— Start Dataset —

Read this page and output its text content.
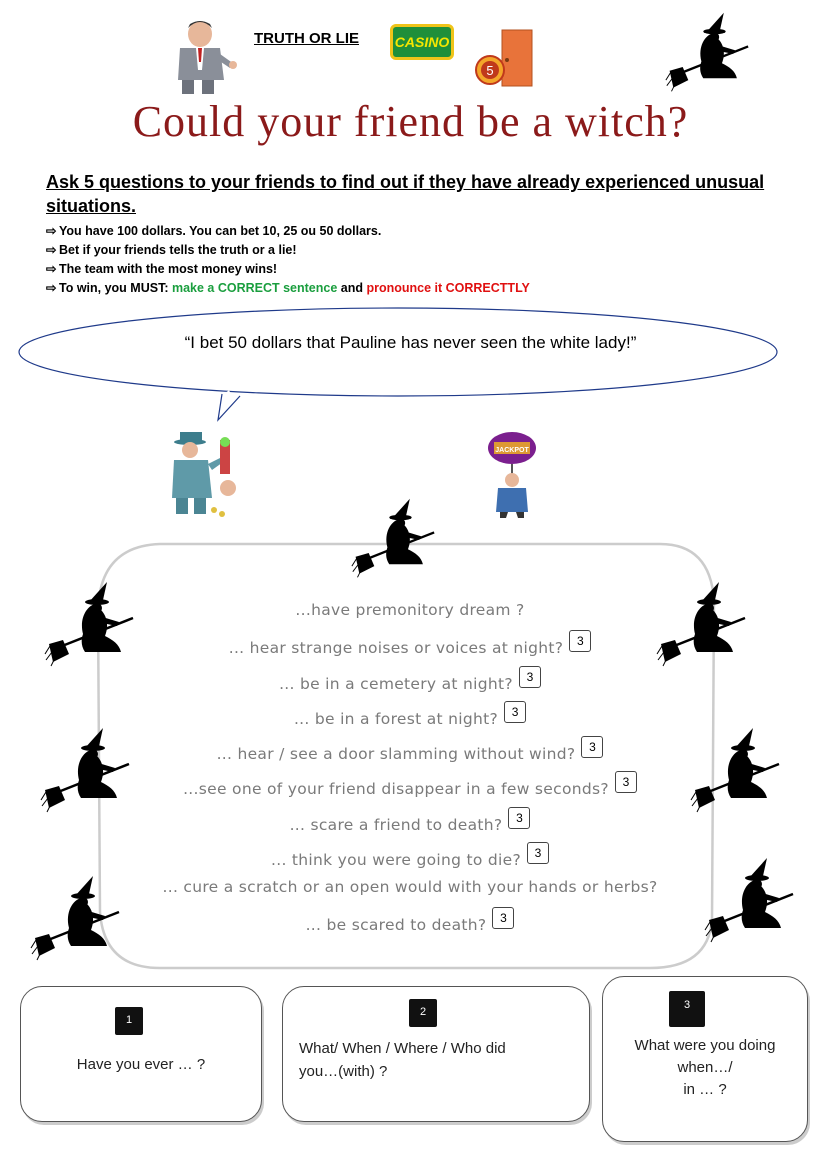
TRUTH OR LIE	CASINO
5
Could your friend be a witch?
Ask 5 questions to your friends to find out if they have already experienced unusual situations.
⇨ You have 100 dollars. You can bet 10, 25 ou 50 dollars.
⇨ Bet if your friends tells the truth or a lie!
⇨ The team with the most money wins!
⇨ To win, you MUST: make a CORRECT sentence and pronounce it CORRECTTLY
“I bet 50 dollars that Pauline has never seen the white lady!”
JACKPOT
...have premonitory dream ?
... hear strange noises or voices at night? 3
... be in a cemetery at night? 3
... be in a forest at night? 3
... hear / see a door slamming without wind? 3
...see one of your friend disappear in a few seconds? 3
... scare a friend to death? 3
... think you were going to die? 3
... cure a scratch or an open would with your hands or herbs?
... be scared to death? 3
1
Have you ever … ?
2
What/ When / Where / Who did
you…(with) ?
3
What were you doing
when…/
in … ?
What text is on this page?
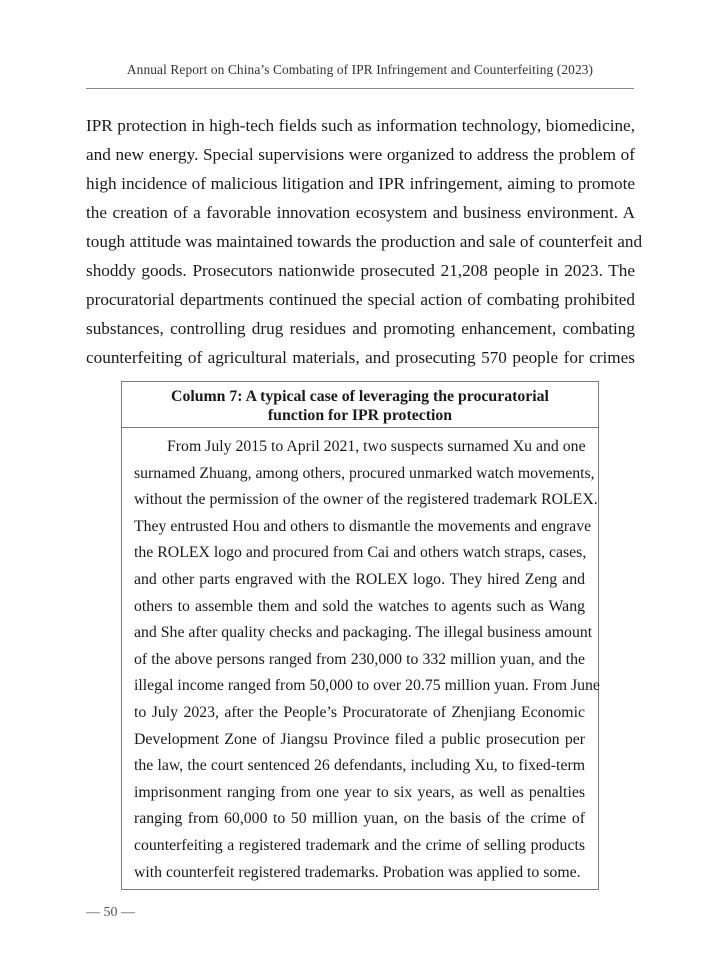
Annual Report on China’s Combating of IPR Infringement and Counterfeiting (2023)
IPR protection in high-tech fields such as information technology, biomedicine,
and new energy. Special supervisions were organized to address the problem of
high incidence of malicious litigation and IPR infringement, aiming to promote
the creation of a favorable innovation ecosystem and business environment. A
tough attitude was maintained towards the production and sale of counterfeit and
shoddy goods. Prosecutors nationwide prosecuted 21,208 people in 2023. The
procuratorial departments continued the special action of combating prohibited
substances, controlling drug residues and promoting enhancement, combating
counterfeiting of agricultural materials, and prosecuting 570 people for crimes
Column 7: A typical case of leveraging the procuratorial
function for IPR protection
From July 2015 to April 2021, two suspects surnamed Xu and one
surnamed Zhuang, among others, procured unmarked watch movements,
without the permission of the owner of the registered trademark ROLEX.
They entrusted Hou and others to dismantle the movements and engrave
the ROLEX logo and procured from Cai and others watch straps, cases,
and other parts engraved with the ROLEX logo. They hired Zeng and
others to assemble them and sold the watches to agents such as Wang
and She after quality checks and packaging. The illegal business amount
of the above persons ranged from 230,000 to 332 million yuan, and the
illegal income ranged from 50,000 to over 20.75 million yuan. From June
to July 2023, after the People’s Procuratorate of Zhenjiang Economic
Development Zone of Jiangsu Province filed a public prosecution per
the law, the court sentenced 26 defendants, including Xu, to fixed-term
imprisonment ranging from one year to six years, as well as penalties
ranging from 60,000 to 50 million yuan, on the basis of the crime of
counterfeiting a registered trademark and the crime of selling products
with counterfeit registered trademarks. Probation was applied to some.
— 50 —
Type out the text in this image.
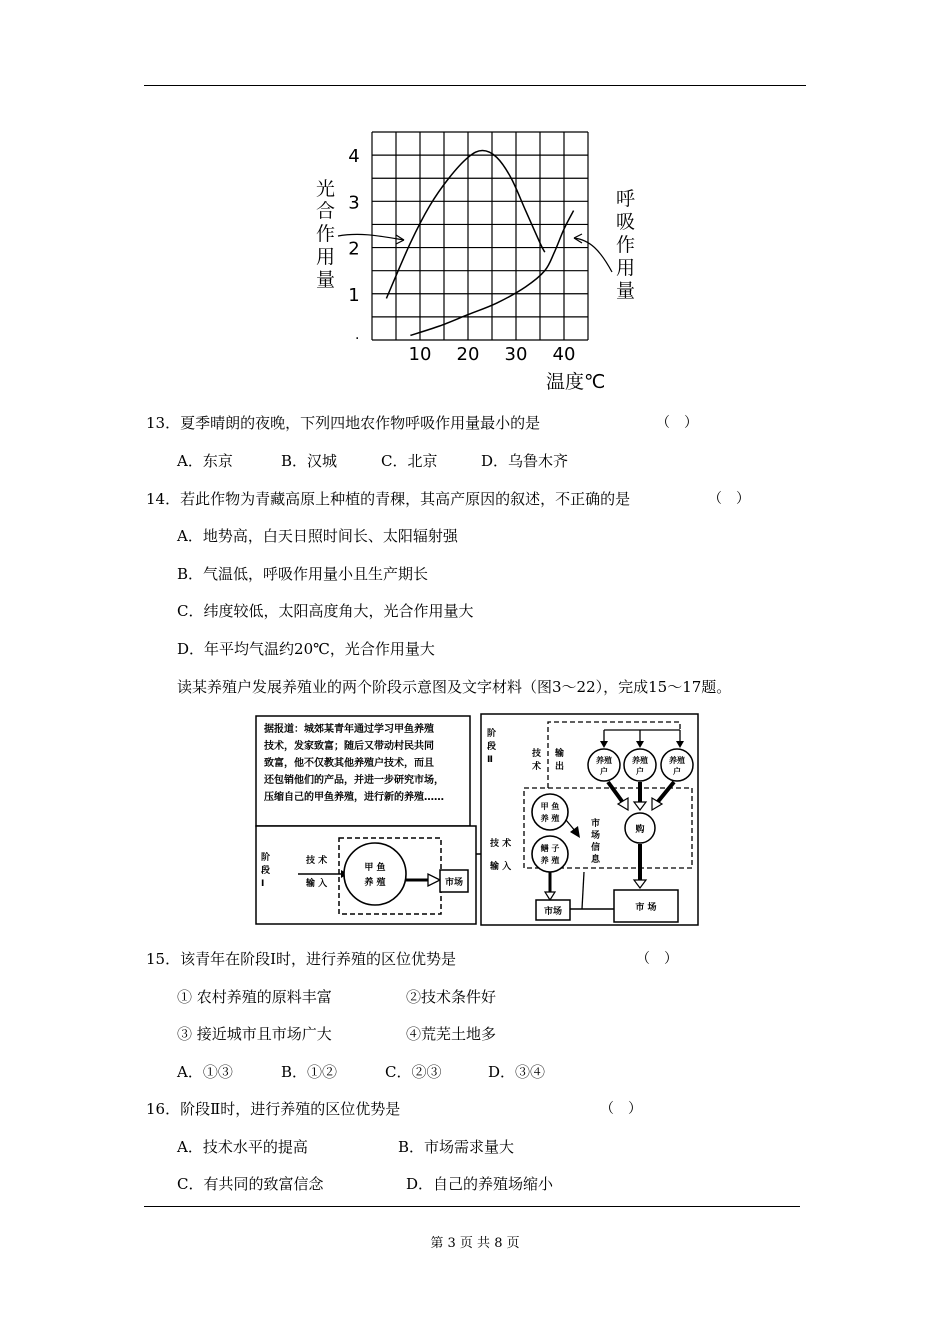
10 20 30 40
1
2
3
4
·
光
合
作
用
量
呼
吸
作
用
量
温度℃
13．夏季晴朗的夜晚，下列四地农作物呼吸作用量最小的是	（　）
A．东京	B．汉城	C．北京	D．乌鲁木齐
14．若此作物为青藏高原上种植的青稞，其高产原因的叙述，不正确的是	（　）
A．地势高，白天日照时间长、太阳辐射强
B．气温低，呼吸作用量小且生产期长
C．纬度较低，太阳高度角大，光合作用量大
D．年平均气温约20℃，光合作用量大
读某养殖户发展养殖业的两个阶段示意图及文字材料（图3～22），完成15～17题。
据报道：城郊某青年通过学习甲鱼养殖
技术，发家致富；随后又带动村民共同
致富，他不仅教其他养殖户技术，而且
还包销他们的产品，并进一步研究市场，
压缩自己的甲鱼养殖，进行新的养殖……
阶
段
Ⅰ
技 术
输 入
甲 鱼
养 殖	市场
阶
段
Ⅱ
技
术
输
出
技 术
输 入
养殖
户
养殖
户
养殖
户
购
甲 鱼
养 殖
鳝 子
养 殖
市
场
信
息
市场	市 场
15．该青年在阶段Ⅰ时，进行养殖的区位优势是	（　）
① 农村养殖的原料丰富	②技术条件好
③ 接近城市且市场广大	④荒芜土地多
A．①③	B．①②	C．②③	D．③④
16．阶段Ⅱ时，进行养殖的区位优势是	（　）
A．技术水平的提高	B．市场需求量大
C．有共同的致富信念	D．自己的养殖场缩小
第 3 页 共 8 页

— End Dataset —

Quote exactly, and only, the lines from the one containing "Type out the text in this image." through the last line of the records above, both included; leave out any pictures.

Type out the text in this image.
10 20 30 40
1
2
3
4
·
光
合
作
用
量
呼
吸
作
用
量
温度℃
13．夏季晴朗的夜晚，下列四地农作物呼吸作用量最小的是	（　）
A．东京	B．汉城	C．北京	D．乌鲁木齐
14．若此作物为青藏高原上种植的青稞，其高产原因的叙述，不正确的是	（　）
A．地势高，白天日照时间长、太阳辐射强
B．气温低，呼吸作用量小且生产期长
C．纬度较低，太阳高度角大，光合作用量大
D．年平均气温约20℃，光合作用量大
读某养殖户发展养殖业的两个阶段示意图及文字材料（图3～22），完成15～17题。
据报道：城郊某青年通过学习甲鱼养殖
技术，发家致富；随后又带动村民共同
致富，他不仅教其他养殖户技术，而且
还包销他们的产品，并进一步研究市场，
压缩自己的甲鱼养殖，进行新的养殖……
阶
段
Ⅰ
技 术
输 入
甲 鱼
养 殖	市场
阶
段
Ⅱ
技
术
输
出
技 术
输 入
养殖
户
养殖
户
养殖
户
购
甲 鱼
养 殖
鳝 子
养 殖
市
场
信
息
市场	市 场
15．该青年在阶段Ⅰ时，进行养殖的区位优势是	（　）
① 农村养殖的原料丰富	②技术条件好
③ 接近城市且市场广大	④荒芜土地多
A．①③	B．①②	C．②③	D．③④
16．阶段Ⅱ时，进行养殖的区位优势是	（　）
A．技术水平的提高	B．市场需求量大
C．有共同的致富信念	D．自己的养殖场缩小
第 3 页 共 8 页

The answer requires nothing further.